- Task goal
Using the listing below, copy every line that mentions "Enumerate".

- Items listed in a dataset
=-=-=-=-=
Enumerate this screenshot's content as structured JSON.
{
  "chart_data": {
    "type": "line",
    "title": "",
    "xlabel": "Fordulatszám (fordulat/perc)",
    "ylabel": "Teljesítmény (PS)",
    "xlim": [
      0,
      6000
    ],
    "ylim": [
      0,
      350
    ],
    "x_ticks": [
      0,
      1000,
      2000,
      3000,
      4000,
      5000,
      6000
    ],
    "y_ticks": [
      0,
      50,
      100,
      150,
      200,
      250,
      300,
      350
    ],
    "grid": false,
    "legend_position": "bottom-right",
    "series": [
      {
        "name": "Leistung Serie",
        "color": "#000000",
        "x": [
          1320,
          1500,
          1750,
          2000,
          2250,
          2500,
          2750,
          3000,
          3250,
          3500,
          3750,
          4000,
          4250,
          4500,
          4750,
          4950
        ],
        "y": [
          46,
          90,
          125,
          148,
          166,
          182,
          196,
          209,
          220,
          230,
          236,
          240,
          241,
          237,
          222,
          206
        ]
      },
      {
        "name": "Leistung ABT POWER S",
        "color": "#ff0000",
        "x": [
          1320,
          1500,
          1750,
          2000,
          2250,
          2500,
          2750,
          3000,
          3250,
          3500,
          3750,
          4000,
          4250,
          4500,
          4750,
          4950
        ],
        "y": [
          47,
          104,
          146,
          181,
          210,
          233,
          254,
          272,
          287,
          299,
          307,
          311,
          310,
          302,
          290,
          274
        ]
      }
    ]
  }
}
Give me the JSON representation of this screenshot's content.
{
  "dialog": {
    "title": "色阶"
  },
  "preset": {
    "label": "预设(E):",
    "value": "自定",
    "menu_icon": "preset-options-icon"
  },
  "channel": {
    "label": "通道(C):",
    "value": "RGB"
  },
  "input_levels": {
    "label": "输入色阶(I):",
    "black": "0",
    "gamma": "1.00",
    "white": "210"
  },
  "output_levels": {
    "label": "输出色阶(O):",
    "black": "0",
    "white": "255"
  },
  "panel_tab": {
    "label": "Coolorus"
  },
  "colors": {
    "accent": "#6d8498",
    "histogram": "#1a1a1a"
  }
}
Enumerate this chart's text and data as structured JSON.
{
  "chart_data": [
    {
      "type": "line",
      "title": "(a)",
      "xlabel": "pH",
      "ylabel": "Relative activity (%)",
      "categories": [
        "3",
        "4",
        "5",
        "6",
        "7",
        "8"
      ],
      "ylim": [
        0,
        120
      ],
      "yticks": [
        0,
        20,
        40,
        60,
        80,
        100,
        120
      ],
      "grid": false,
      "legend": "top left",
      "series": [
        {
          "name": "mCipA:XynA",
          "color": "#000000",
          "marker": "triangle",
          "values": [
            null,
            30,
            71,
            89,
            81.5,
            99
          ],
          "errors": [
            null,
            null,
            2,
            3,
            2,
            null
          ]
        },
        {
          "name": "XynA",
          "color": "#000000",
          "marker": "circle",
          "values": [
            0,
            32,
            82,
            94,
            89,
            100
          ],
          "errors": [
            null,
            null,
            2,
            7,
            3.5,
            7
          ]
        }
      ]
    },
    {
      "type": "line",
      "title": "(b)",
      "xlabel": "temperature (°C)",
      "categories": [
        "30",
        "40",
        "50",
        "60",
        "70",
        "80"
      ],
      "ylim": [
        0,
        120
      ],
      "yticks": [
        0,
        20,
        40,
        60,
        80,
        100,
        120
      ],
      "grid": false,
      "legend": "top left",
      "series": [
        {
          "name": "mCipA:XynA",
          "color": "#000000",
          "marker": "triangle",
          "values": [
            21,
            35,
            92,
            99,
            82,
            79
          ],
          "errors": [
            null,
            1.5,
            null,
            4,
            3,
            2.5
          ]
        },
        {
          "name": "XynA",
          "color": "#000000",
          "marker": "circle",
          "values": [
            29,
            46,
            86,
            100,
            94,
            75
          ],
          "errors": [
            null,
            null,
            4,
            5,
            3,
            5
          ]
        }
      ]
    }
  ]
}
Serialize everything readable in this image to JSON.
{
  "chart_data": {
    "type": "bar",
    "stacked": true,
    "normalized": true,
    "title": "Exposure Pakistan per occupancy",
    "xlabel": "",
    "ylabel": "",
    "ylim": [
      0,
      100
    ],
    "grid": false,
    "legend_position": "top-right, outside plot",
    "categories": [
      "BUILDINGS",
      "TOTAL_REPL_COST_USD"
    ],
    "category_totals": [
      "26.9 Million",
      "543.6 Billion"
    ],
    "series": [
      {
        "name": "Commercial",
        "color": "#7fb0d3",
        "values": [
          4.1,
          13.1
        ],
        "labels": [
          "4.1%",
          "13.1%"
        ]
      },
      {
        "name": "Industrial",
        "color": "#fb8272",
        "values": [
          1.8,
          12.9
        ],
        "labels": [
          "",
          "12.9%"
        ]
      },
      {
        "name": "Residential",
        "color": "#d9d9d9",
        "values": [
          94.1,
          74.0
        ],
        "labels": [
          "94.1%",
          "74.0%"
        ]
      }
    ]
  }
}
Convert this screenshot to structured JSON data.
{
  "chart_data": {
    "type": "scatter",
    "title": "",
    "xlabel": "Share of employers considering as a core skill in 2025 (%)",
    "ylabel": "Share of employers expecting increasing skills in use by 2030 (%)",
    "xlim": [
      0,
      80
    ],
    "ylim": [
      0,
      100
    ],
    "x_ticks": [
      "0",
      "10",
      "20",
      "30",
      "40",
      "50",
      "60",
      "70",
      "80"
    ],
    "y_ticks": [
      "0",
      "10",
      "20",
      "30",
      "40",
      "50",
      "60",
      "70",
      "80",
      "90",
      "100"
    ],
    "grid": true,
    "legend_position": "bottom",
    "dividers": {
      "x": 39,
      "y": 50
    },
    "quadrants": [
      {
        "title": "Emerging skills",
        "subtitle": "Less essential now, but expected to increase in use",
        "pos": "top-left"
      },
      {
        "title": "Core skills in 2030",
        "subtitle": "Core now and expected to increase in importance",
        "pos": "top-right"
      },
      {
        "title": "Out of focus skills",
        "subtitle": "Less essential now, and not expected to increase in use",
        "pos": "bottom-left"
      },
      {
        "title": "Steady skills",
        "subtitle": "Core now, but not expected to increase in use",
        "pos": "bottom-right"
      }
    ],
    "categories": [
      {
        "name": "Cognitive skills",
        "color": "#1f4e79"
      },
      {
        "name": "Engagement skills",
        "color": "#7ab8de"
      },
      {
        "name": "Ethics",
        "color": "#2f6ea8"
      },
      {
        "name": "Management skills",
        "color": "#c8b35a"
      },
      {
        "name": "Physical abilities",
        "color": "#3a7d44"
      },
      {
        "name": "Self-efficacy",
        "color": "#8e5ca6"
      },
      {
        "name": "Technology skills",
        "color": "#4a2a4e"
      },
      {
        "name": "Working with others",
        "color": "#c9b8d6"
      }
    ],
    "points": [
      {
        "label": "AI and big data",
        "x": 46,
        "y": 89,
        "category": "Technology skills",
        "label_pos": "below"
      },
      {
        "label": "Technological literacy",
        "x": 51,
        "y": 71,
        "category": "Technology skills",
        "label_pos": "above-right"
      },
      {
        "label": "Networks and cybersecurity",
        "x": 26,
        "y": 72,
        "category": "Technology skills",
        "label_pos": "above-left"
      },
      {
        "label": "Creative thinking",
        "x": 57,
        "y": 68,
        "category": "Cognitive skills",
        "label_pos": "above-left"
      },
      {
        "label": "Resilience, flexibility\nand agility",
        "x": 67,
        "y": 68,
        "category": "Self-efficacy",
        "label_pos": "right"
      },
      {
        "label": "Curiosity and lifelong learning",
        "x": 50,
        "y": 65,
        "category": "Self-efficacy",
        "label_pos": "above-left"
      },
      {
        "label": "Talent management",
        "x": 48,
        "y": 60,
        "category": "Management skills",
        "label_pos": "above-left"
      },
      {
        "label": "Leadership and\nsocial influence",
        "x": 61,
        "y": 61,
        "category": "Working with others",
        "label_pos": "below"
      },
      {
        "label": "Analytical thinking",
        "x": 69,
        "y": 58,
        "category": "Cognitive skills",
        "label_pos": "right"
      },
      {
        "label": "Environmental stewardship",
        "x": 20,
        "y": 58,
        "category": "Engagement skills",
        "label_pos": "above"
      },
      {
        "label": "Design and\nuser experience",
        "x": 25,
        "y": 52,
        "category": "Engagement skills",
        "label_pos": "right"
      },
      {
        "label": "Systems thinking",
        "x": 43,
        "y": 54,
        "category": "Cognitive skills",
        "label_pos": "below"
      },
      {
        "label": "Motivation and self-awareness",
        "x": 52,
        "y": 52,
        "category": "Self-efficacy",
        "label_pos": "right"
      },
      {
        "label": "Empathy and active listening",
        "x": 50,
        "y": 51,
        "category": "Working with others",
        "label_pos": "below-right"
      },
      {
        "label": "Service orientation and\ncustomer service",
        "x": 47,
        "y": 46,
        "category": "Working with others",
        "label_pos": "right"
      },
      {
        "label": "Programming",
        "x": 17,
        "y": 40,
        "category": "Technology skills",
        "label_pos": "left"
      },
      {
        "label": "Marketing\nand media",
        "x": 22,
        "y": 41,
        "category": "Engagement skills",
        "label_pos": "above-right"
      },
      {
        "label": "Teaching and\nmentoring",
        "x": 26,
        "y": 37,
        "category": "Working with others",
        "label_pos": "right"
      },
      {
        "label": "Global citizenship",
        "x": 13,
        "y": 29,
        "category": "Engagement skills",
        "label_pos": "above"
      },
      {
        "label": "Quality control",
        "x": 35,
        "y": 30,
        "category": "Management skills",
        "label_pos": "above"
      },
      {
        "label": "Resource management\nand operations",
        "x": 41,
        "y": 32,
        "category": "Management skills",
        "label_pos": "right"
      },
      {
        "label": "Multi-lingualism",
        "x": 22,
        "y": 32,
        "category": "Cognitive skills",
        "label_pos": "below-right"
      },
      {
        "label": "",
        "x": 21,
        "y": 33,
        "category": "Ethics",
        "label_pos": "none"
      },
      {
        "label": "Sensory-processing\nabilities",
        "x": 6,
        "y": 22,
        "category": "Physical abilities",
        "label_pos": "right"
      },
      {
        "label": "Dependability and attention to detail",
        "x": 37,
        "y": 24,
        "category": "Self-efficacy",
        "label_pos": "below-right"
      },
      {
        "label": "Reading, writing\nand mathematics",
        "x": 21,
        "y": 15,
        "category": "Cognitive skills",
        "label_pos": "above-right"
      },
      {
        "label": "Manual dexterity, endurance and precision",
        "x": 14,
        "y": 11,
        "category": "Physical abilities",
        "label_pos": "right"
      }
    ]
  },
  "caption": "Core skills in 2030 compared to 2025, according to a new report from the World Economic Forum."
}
=-=-=-=-=
- The solution
Enumerate this screenshot's content as structured JSON.
Enumerate this chart's text and data as structured JSON.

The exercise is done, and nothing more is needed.